> CHALLENGE
Report how many lines contain "างพาหนะ"; state the number and nothing else.

> EXERCISE MATERIALS
--- START ---

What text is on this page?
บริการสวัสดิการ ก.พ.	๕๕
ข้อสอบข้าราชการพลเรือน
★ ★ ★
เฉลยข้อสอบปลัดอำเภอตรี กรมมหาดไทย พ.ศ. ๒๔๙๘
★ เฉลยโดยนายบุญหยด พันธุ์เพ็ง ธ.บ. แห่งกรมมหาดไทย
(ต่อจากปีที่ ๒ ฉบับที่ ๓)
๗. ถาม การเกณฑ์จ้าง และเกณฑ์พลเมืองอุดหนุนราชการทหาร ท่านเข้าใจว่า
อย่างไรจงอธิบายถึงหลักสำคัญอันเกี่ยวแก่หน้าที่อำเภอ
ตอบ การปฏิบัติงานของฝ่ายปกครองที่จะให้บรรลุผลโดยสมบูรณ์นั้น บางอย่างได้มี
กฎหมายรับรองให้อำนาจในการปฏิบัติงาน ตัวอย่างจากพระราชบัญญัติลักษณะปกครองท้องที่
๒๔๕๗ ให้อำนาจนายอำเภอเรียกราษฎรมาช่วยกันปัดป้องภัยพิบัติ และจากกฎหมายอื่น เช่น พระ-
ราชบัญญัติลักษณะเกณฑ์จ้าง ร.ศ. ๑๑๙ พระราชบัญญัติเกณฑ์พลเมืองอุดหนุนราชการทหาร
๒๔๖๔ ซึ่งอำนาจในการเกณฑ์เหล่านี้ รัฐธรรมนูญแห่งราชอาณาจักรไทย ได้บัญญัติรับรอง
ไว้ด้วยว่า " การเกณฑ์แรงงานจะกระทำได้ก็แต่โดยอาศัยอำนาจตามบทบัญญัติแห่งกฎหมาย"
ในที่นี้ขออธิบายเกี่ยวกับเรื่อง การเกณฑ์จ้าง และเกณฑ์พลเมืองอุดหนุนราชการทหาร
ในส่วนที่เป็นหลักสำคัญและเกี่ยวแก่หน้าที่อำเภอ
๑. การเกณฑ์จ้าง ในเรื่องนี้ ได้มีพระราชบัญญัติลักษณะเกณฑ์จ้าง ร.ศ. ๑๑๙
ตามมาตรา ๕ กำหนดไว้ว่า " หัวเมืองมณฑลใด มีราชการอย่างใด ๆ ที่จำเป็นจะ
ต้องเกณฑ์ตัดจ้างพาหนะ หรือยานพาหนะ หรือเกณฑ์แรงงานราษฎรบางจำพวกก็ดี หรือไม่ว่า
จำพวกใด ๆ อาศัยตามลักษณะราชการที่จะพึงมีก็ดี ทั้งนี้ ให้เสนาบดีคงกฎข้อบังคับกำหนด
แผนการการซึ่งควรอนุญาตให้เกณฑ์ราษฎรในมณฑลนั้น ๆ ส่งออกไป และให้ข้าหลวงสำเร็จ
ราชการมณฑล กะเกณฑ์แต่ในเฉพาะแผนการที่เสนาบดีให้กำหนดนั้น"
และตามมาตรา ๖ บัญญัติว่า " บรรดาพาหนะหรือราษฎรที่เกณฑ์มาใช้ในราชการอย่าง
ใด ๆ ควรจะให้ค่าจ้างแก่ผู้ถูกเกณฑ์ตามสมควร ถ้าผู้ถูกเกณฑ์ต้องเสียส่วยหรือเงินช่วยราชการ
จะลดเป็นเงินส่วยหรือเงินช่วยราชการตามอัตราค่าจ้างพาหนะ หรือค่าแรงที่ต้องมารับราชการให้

--- END ---

> CORRECT RESULT
2